| Extrait du texte |
************

2. Les vignerons homicides (Mc 12, 1-11 // Mt 21, 33-44 ; Lc 20, 9-18 ; ECT 65)
- En Marc, la structure de la parabole comprend cinq étapes :
* Introduction : un homme plante une vigne et la loue à des vignerons (v. 1).
* Envoi d’esclaves pour récupérer le fruit du travail : ils sont battus, mis à mort (2-5).
* Envoi du fils dans l’espoir qu’il soit respecté (6).
* Meurtre du fils dans l’espoir d’hériter de la vigne (7-8).
* Double conclusion avec question et réponse ou explication :
. Que fera le propriétaire ? Il tuera les fermiers et louera à d’autres.
. Citation du Psaume 117 et interprétation.
- Malgré les quatre versions (Mc + Mt, Lc, ECT), il n’y a pas d’attestation multiple, car les
trois dernières dépendent de Marc. Même si l’histoire correspond aux méthodes des
viticulteurs de l’époque, cela ne conduit pas à l’attribution à Jésus.
- En fait, c’est le critère d’embarras qui, pour Meier, plaide pour une filiation de la parabole
remontant à Jésus. Pour cela, il argumente en trois temps
a. Le commentaire (en hébreu nimšal) distinct du récit
- Structurellement, les paraboles rapportent une histoire avec un début, un milieu et une fin
Parfois Jésus ajoute au récit un commentaire ou une application du message (le nimšal des
rabbins). Ce commentaire ne fait pas partie de la parabole au sens strict.
- Par exemple, dans la parabole du bon Samaritain (Lc 10, 30-35), c’est après l’histoire que
Jésus pose la question sur le prochain, qui en est le commentaire.
- Quand la parabole n’a pas de nimšal, une courte phrase au début peut en jouer le rôle (cf. la
parabole du bâtisseur avisé, introduite par «Quiconque écoute…» ou bien le majordome de
Mt 24, 45).
- Quelques paraboles chez Mt et Lc n’ont pas d’élément interprétatif, ni au début ni à la fin.
C’est le cas du grain de sénevé, du levain, du festin nuptial et des talents (indépendamment
de l’expression «le RD est comme…»).
- Les paraboles M (propres à Matthieu) ont ou non un nimšal : l’ivraie (Mt 13, 24-30)
fonctionne comme le semeur de Mc 4, 3-8 avec une longue explication finale. Le trésor et la
perle (Mt 13, 44 et 45-46) n’ont pas de nimšal, alors que le filet (Mt 13, 47-48) a une
conclusion aussi longue que le récit (49-50). Le débiteur impitoyable (Mt 18, 23-35) et les
ouvriers envoyés à la vigne (Mt 20, 1-16) ont une brève mise en pratique ( les deux enfants
83
de Mt 21, 28-32, plus étoffée). L’invité sans tenue de noces (Mt 22, 11-14) a un
commentaire lapidaire et générique, de même que les dix vierges (Mt 25, 1-13).

************

| Données fournies |
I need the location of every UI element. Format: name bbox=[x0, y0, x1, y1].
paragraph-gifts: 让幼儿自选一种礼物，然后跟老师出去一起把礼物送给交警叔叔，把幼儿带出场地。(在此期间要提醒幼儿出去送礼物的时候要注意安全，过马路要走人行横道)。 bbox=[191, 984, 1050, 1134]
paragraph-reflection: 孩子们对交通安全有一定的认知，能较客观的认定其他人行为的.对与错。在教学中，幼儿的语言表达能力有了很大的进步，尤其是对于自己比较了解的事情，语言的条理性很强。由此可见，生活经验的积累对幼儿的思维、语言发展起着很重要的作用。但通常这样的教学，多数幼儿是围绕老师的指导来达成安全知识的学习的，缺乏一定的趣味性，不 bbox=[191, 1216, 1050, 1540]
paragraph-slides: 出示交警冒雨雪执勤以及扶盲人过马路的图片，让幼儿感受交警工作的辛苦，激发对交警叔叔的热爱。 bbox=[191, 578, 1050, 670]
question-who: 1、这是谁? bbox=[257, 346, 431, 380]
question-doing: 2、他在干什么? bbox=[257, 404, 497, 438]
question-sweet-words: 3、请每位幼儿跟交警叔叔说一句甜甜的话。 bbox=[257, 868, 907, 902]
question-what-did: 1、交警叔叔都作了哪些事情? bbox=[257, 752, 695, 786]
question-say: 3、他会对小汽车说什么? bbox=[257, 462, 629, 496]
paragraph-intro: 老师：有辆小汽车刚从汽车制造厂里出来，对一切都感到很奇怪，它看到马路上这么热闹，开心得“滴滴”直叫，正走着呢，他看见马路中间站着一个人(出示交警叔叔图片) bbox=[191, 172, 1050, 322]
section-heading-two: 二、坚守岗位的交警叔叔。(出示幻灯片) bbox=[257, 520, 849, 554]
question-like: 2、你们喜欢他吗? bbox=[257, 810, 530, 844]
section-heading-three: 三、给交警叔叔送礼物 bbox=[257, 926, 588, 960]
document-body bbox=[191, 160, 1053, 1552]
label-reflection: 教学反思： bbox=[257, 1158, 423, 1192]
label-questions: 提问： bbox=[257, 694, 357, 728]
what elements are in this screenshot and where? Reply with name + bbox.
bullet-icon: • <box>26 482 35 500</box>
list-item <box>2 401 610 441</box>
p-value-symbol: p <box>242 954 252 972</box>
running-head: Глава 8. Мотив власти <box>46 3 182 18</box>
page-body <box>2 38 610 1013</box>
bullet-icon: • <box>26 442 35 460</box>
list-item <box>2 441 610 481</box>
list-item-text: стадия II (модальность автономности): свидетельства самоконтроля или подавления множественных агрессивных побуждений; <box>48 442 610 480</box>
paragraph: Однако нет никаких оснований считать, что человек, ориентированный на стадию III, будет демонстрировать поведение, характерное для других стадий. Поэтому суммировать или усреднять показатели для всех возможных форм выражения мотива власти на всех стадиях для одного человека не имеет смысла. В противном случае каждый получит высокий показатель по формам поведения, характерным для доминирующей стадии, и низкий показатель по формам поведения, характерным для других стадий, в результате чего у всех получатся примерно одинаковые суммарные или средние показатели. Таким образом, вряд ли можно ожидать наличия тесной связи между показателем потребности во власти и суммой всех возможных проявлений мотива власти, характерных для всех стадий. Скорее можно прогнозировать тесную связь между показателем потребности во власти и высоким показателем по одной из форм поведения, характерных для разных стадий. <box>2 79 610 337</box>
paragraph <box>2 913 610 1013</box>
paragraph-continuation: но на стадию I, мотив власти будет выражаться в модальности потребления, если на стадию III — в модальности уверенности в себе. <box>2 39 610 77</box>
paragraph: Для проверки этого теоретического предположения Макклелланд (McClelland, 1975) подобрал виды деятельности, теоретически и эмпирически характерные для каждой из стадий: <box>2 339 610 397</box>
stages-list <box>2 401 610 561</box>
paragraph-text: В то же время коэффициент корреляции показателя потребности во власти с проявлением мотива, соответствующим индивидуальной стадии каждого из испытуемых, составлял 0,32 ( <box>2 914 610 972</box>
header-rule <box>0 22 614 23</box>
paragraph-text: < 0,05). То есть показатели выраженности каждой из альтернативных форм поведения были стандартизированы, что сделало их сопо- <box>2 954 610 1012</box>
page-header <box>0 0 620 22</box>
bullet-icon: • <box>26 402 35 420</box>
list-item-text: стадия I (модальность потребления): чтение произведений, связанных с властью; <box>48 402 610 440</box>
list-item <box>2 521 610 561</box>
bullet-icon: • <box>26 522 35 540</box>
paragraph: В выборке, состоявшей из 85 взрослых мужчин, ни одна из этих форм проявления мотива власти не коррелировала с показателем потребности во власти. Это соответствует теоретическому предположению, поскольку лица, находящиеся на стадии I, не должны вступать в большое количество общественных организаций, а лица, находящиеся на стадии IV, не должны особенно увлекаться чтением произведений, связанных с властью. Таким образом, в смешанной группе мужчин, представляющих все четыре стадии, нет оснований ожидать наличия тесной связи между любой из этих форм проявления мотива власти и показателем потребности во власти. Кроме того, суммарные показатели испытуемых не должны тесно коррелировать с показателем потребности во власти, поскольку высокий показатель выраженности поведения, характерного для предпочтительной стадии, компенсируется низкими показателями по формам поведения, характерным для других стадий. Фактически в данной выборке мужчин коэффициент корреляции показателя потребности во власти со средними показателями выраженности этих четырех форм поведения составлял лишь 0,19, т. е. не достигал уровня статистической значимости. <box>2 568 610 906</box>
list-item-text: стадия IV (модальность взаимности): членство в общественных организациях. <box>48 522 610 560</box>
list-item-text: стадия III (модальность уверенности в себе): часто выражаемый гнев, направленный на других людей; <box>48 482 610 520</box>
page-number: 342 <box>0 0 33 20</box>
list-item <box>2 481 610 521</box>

************

| Consigne |
Dans l'extrait sur la parabole des vignerons homicides, recopiez mot pour mot le passage qui commence à « - En Marc, la » et se termine à « la vigne (7-8). ».

| Réponse attendue |
- En Marc, la structure de la parabole comprend cinq étapes :
* Introduction : un homme plante une vigne et la loue à des vignerons (v. 1).
* Envoi d’esclaves pour récupérer le fruit du travail : ils sont battus, mis à mort (2-5).
* Envoi du fils dans l’espoir qu’il soit respecté (6).
* Meurtre du fils dans l’espoir d’hériter de la vigne (7-8).